**Request**.
All the records that follow need to be reproduced exactly. Omit the images.

[Figure contents as structured data]

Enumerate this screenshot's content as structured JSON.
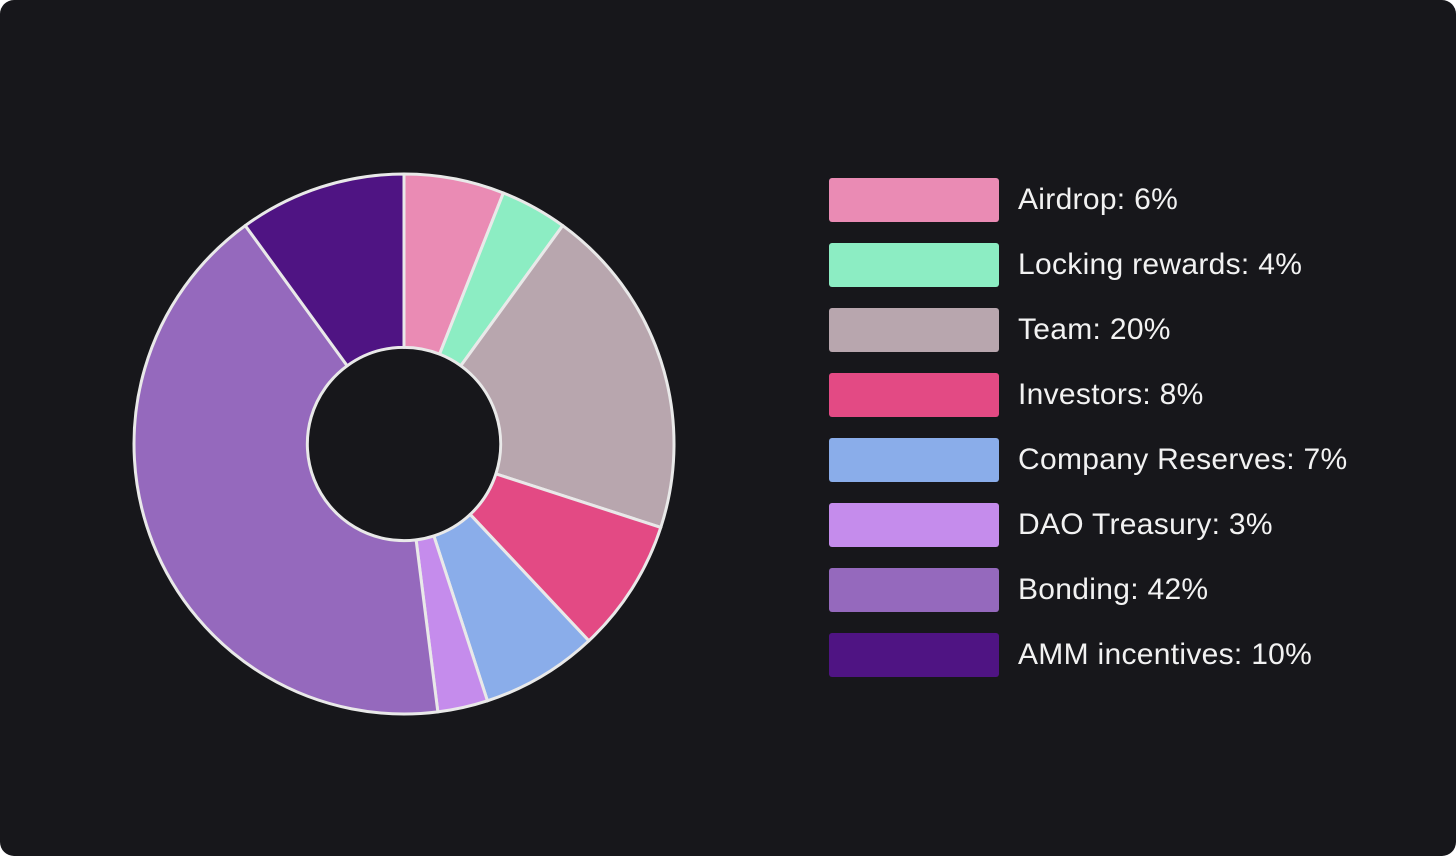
{
  "canvas": {
    "background_color": "#17171b",
    "page_background_color": "#ffffff",
    "text_color": "#f2f2f2"
  },
  "chart_data": {
    "type": "pie",
    "subtype": "donut",
    "categories": [
      "Airdrop",
      "Locking rewards",
      "Team",
      "Investors",
      "Company Reserves",
      "DAO Treasury",
      "Bonding",
      "AMM incentives"
    ],
    "values": [
      6,
      4,
      20,
      8,
      7,
      3,
      42,
      10
    ],
    "unit": "%",
    "colors": [
      "#ea8bb4",
      "#8cedc3",
      "#b8a6ae",
      "#e34a84",
      "#8aadea",
      "#c58cec",
      "#9569bd",
      "#4f1483"
    ],
    "slice_stroke_color": "#e9e9e9",
    "slice_stroke_width": 3,
    "start_angle_deg": 0,
    "direction": "clockwise",
    "inner_radius_ratio": 0.358,
    "legend_position": "right",
    "legend_labels": [
      "Airdrop: 6%",
      "Locking rewards: 4%",
      "Team: 20%",
      "Investors: 8%",
      "Company Reserves: 7%",
      "DAO Treasury: 3%",
      "Bonding: 42%",
      "AMM incentives: 10%"
    ]
  }
}
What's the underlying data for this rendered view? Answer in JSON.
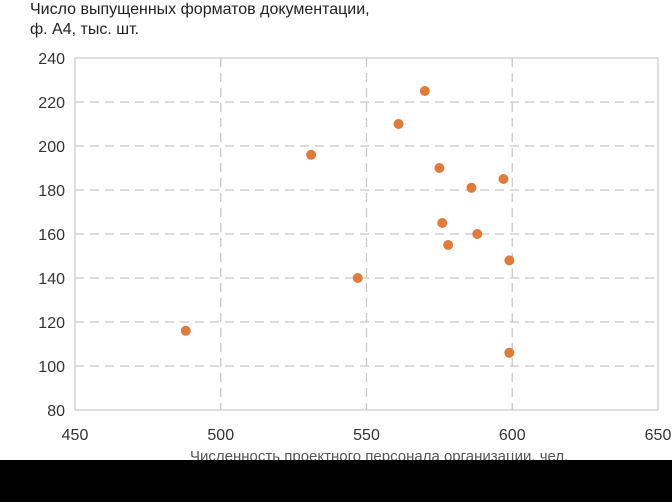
{
  "chart_data": {
    "type": "scatter",
    "ylabel_lines": [
      "Число выпущенных форматов документации,",
      "ф. А4, тыс. шт."
    ],
    "xlabel": "Численность проектного персонала организации, чел.",
    "xlim": [
      450,
      650
    ],
    "ylim": [
      80,
      240
    ],
    "xticks": [
      450,
      500,
      550,
      600,
      650
    ],
    "yticks": [
      80,
      100,
      120,
      140,
      160,
      180,
      200,
      220,
      240
    ],
    "grid": true,
    "marker_color": "#E07B39",
    "points": [
      {
        "x": 488,
        "y": 116
      },
      {
        "x": 531,
        "y": 196
      },
      {
        "x": 547,
        "y": 140
      },
      {
        "x": 561,
        "y": 210
      },
      {
        "x": 570,
        "y": 225
      },
      {
        "x": 575,
        "y": 190
      },
      {
        "x": 576,
        "y": 165
      },
      {
        "x": 578,
        "y": 155
      },
      {
        "x": 586,
        "y": 181
      },
      {
        "x": 588,
        "y": 160
      },
      {
        "x": 597,
        "y": 185
      },
      {
        "x": 599,
        "y": 148
      },
      {
        "x": 599,
        "y": 106
      }
    ]
  }
}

**Answer to the problem**.
Enumerate this screenshot's content as structured JSON.
{
  "canvas": {
    "background_color": "#17171b",
    "page_background_color": "#ffffff",
    "text_color": "#f2f2f2"
  },
  "chart_data": {
    "type": "pie",
    "subtype": "donut",
    "categories": [
      "Airdrop",
      "Locking rewards",
      "Team",
      "Investors",
      "Company Reserves",
      "DAO Treasury",
      "Bonding",
      "AMM incentives"
    ],
    "values": [
      6,
      4,
      20,
      8,
      7,
      3,
      42,
      10
    ],
    "unit": "%",
    "colors": [
      "#ea8bb4",
      "#8cedc3",
      "#b8a6ae",
      "#e34a84",
      "#8aadea",
      "#c58cec",
      "#9569bd",
      "#4f1483"
    ],
    "slice_stroke_color": "#e9e9e9",
    "slice_stroke_width": 3,
    "start_angle_deg": 0,
    "direction": "clockwise",
    "inner_radius_ratio": 0.358,
    "legend_position": "right",
    "legend_labels": [
      "Airdrop: 6%",
      "Locking rewards: 4%",
      "Team: 20%",
      "Investors: 8%",
      "Company Reserves: 7%",
      "DAO Treasury: 3%",
      "Bonding: 42%",
      "AMM incentives: 10%"
    ]
  }
}
What's the underlying data for this rendered view? Answer in JSON.
{
  "chart_data": {
    "type": "scatter",
    "ylabel_lines": [
      "Число выпущенных форматов документации,",
      "ф. А4, тыс. шт."
    ],
    "xlabel": "Численность проектного персонала организации, чел.",
    "xlim": [
      450,
      650
    ],
    "ylim": [
      80,
      240
    ],
    "xticks": [
      450,
      500,
      550,
      600,
      650
    ],
    "yticks": [
      80,
      100,
      120,
      140,
      160,
      180,
      200,
      220,
      240
    ],
    "grid": true,
    "marker_color": "#E07B39",
    "points": [
      {
        "x": 488,
        "y": 116
      },
      {
        "x": 531,
        "y": 196
      },
      {
        "x": 547,
        "y": 140
      },
      {
        "x": 561,
        "y": 210
      },
      {
        "x": 570,
        "y": 225
      },
      {
        "x": 575,
        "y": 190
      },
      {
        "x": 576,
        "y": 165
      },
      {
        "x": 578,
        "y": 155
      },
      {
        "x": 586,
        "y": 181
      },
      {
        "x": 588,
        "y": 160
      },
      {
        "x": 597,
        "y": 185
      },
      {
        "x": 599,
        "y": 148
      },
      {
        "x": 599,
        "y": 106
      }
    ]
  }
}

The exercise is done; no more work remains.